Page extract
· · · · · · ·
Ethics in Brief

Ethics in Brief is designed to present ethical issues that practitioners might well face on a daily basis. It is a service of the Legal Ethics Committee of the San Diego County Bar Association.

Inadvertent Disclosure: The Evolution of an Ethics Rule  

Most attorneys are familiar with the ethical rules that govern our professional conduct to some degree. Most attorneys, however, don’t pay much attention to the processes that create ethical rules. There may be some tendency to take these rules for granted, to assume that they reflect such ancient verities that they must have always been around in some form.  In fact, written ethical rules for the legal profession are less than 200 years old and far from reflecting eternal truths, they have often changed with the times as the norms of the profession change. In California, they are in process of what might well be a very radical change.

The evolution of the rule on an attorney’s duty when he or she receives an inadvertent disclosure of confidential information is an interesting example of the evolution of a completely new professional rule in California.
· · · · · · ·
Data for this task
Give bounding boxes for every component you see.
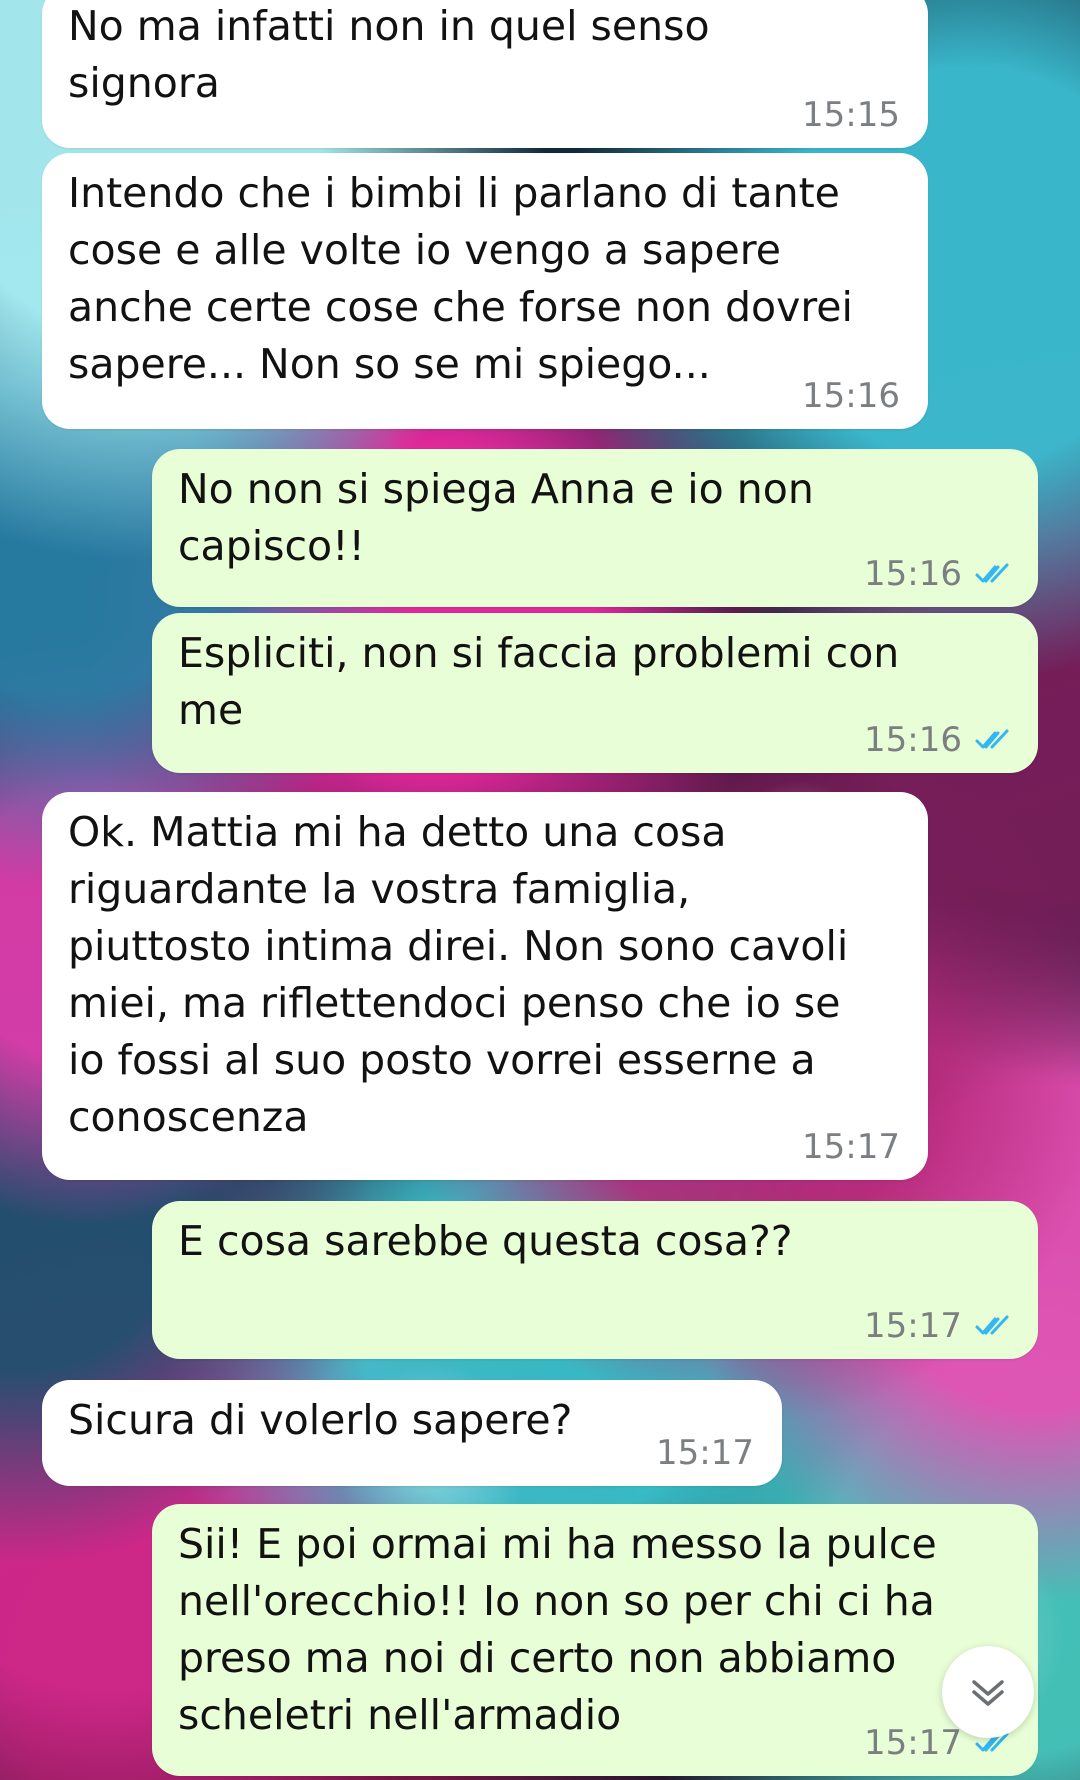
message-meta: 15:17 [656, 1436, 754, 1470]
message-text: Sicura di volerlo sapere? [68, 1396, 573, 1444]
message-text: E cosa sarebbe questa cosa?? [178, 1217, 793, 1265]
message-text: Sii! E poi ormai mi ha messo la pulce ne… [178, 1520, 937, 1739]
message-outgoing[interactable]: Espliciti, non si faccia problemi con me… [152, 613, 1038, 773]
message-incoming[interactable]: No ma infatti non in quel senso signora … [42, 0, 928, 148]
message-time: 15:16 [864, 720, 962, 760]
scroll-to-bottom-button[interactable] [942, 1646, 1034, 1738]
double-check-read-icon [974, 563, 1010, 585]
message-meta: 15:15 [802, 98, 900, 132]
message-outgoing[interactable]: E cosa sarebbe questa cosa?? 15:17 [152, 1201, 1038, 1359]
double-check-read-icon [974, 1315, 1010, 1337]
message-time: 15:17 [864, 1723, 962, 1763]
message-time: 15:16 [802, 376, 900, 416]
message-time: 15:15 [802, 95, 900, 135]
message-time: 15:17 [864, 1306, 962, 1346]
message-meta: 15:16 [864, 723, 1010, 757]
message-incoming[interactable]: Ok. Mattia mi ha detto una cosa riguarda… [42, 792, 928, 1180]
message-meta: 15:17 [864, 1309, 1010, 1343]
chevron-down-double-icon [972, 1680, 1004, 1706]
message-incoming[interactable]: Intendo che i bimbi li parlano di tante … [42, 153, 928, 429]
message-text: Intendo che i bimbi li parlano di tante … [68, 169, 853, 388]
message-outgoing[interactable]: No non si spiega Anna e io non capisco!!… [152, 449, 1038, 607]
message-time: 15:16 [864, 554, 962, 594]
message-text: No ma infatti non in quel senso signora [68, 2, 710, 107]
message-meta: 15:17 [802, 1130, 900, 1164]
double-check-read-icon [974, 729, 1010, 751]
message-time: 15:17 [656, 1433, 754, 1473]
message-meta: 15:16 [864, 557, 1010, 591]
message-text: Ok. Mattia mi ha detto una cosa riguarda… [68, 808, 849, 1141]
message-outgoing[interactable]: Sii! E poi ormai mi ha messo la pulce ne… [152, 1504, 1038, 1776]
message-meta: 15:16 [802, 379, 900, 413]
message-incoming[interactable]: Sicura di volerlo sapere? 15:17 [42, 1380, 782, 1486]
message-time: 15:17 [802, 1127, 900, 1167]
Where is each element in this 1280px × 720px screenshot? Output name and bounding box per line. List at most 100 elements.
· · · · · · ·
Tasks to perform
**A.** According to the Ethics in Brief page, how old are written ethical rules for the legal profession?
**B.** Echo the stretch of the records from the line containing "message-meta: 15:17 [656, 1436, 754, 1470]" through the line containing "message-time: 15:17 [802, 1127, 900, 1167]", with both of those lines included.
The legal ethics column and the records come from unrelated sources.

Solutions below
**A.** They are less than 200 years old.

**B.**
message-meta: 15:17 [656, 1436, 754, 1470]
message-text: Sicura di volerlo sapere? [68, 1396, 573, 1444]
message-text: E cosa sarebbe questa cosa?? [178, 1217, 793, 1265]
message-text: Sii! E poi ormai mi ha messo la pulce ne… [178, 1520, 937, 1739]
message-outgoing[interactable]: Espliciti, non si faccia problemi con me… [152, 613, 1038, 773]
message-incoming[interactable]: No ma infatti non in quel senso signora … [42, 0, 928, 148]
message-time: 15:16 [864, 720, 962, 760]
scroll-to-bottom-button[interactable] [942, 1646, 1034, 1738]
double-check-read-icon [974, 563, 1010, 585]
message-meta: 15:15 [802, 98, 900, 132]
message-outgoing[interactable]: E cosa sarebbe questa cosa?? 15:17 [152, 1201, 1038, 1359]
double-check-read-icon [974, 1315, 1010, 1337]
message-time: 15:17 [864, 1723, 962, 1763]
message-time: 15:16 [802, 376, 900, 416]
message-time: 15:15 [802, 95, 900, 135]
message-time: 15:17 [864, 1306, 962, 1346]
message-meta: 15:16 [864, 723, 1010, 757]
message-incoming[interactable]: Ok. Mattia mi ha detto una cosa riguarda… [42, 792, 928, 1180]
message-meta: 15:17 [864, 1309, 1010, 1343]
chevron-down-double-icon [972, 1680, 1004, 1706]
message-incoming[interactable]: Intendo che i bimbi li parlano di tante … [42, 153, 928, 429]
message-text: Intendo che i bimbi li parlano di tante … [68, 169, 853, 388]
message-outgoing[interactable]: No non si spiega Anna e io non capisco!!… [152, 449, 1038, 607]
message-time: 15:16 [864, 554, 962, 594]
message-text: No ma infatti non in quel senso signora [68, 2, 710, 107]
message-meta: 15:17 [802, 1130, 900, 1164]
double-check-read-icon [974, 729, 1010, 751]
message-time: 15:17 [656, 1433, 754, 1473]
message-meta: 15:16 [864, 557, 1010, 591]
message-text: Ok. Mattia mi ha detto una cosa riguarda… [68, 808, 849, 1141]
message-outgoing[interactable]: Sii! E poi ormai mi ha messo la pulce ne… [152, 1504, 1038, 1776]
message-meta: 15:16 [802, 379, 900, 413]
message-incoming[interactable]: Sicura di volerlo sapere? 15:17 [42, 1380, 782, 1486]
message-time: 15:17 [802, 1127, 900, 1167]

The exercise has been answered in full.